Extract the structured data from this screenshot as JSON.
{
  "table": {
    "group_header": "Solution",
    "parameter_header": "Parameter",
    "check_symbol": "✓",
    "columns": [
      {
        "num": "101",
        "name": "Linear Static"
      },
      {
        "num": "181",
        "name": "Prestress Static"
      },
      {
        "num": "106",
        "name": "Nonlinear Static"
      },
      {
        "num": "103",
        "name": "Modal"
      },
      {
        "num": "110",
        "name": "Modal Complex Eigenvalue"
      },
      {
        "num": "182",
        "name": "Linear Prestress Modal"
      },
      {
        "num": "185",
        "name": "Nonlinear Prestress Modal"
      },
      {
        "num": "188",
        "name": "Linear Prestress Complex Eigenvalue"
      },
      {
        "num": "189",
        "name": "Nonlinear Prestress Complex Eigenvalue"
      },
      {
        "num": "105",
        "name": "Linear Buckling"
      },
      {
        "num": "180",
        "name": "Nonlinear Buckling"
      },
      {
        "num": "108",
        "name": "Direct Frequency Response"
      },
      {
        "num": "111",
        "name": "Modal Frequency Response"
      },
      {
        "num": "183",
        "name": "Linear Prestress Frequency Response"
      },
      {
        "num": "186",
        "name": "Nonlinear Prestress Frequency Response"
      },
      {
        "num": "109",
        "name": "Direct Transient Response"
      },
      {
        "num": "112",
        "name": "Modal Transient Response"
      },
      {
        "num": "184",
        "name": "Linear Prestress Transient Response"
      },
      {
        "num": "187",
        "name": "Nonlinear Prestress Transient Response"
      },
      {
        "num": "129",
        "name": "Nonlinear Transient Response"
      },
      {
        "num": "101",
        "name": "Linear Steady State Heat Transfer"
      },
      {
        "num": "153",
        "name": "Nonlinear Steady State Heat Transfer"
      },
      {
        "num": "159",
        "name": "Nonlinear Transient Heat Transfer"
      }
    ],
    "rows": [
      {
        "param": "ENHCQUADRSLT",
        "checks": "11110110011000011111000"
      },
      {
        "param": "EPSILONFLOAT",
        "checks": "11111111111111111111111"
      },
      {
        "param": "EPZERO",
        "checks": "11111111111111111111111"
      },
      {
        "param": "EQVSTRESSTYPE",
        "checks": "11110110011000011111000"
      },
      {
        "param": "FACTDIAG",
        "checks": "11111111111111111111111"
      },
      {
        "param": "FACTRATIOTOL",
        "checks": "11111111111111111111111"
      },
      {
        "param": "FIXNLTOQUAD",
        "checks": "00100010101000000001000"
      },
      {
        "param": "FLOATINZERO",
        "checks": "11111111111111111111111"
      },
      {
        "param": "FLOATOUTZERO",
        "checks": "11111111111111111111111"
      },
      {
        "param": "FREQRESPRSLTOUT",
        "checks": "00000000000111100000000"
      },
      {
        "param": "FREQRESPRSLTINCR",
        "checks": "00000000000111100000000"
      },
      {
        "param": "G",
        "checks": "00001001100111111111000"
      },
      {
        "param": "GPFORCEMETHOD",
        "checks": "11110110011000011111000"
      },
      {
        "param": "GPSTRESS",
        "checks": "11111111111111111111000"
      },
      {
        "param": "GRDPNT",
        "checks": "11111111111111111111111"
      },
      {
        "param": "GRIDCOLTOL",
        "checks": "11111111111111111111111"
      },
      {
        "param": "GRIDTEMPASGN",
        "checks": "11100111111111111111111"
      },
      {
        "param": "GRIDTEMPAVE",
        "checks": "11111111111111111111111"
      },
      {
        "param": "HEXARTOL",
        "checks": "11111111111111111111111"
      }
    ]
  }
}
----------------
* _Instructions to follow_
Would you restate each of the entries word for word?

* _Full solution_
Extract the structured data from this screenshot as JSON.
{
  "table": {
    "group_header": "Solution",
    "parameter_header": "Parameter",
    "check_symbol": "✓",
    "columns": [
      {
        "num": "101",
        "name": "Linear Static"
      },
      {
        "num": "181",
        "name": "Prestress Static"
      },
      {
        "num": "106",
        "name": "Nonlinear Static"
      },
      {
        "num": "103",
        "name": "Modal"
      },
      {
        "num": "110",
        "name": "Modal Complex Eigenvalue"
      },
      {
        "num": "182",
        "name": "Linear Prestress Modal"
      },
      {
        "num": "185",
        "name": "Nonlinear Prestress Modal"
      },
      {
        "num": "188",
        "name": "Linear Prestress Complex Eigenvalue"
      },
      {
        "num": "189",
        "name": "Nonlinear Prestress Complex Eigenvalue"
      },
      {
        "num": "105",
        "name": "Linear Buckling"
      },
      {
        "num": "180",
        "name": "Nonlinear Buckling"
      },
      {
        "num": "108",
        "name": "Direct Frequency Response"
      },
      {
        "num": "111",
        "name": "Modal Frequency Response"
      },
      {
        "num": "183",
        "name": "Linear Prestress Frequency Response"
      },
      {
        "num": "186",
        "name": "Nonlinear Prestress Frequency Response"
      },
      {
        "num": "109",
        "name": "Direct Transient Response"
      },
      {
        "num": "112",
        "name": "Modal Transient Response"
      },
      {
        "num": "184",
        "name": "Linear Prestress Transient Response"
      },
      {
        "num": "187",
        "name": "Nonlinear Prestress Transient Response"
      },
      {
        "num": "129",
        "name": "Nonlinear Transient Response"
      },
      {
        "num": "101",
        "name": "Linear Steady State Heat Transfer"
      },
      {
        "num": "153",
        "name": "Nonlinear Steady State Heat Transfer"
      },
      {
        "num": "159",
        "name": "Nonlinear Transient Heat Transfer"
      }
    ],
    "rows": [
      {
        "param": "ENHCQUADRSLT",
        "checks": "11110110011000011111000"
      },
      {
        "param": "EPSILONFLOAT",
        "checks": "11111111111111111111111"
      },
      {
        "param": "EPZERO",
        "checks": "11111111111111111111111"
      },
      {
        "param": "EQVSTRESSTYPE",
        "checks": "11110110011000011111000"
      },
      {
        "param": "FACTDIAG",
        "checks": "11111111111111111111111"
      },
      {
        "param": "FACTRATIOTOL",
        "checks": "11111111111111111111111"
      },
      {
        "param": "FIXNLTOQUAD",
        "checks": "00100010101000000001000"
      },
      {
        "param": "FLOATINZERO",
        "checks": "11111111111111111111111"
      },
      {
        "param": "FLOATOUTZERO",
        "checks": "11111111111111111111111"
      },
      {
        "param": "FREQRESPRSLTOUT",
        "checks": "00000000000111100000000"
      },
      {
        "param": "FREQRESPRSLTINCR",
        "checks": "00000000000111100000000"
      },
      {
        "param": "G",
        "checks": "00001001100111111111000"
      },
      {
        "param": "GPFORCEMETHOD",
        "checks": "11110110011000011111000"
      },
      {
        "param": "GPSTRESS",
        "checks": "11111111111111111111000"
      },
      {
        "param": "GRDPNT",
        "checks": "11111111111111111111111"
      },
      {
        "param": "GRIDCOLTOL",
        "checks": "11111111111111111111111"
      },
      {
        "param": "GRIDTEMPASGN",
        "checks": "11100111111111111111111"
      },
      {
        "param": "GRIDTEMPAVE",
        "checks": "11111111111111111111111"
      },
      {
        "param": "HEXARTOL",
        "checks": "11111111111111111111111"
      }
    ]
  }
}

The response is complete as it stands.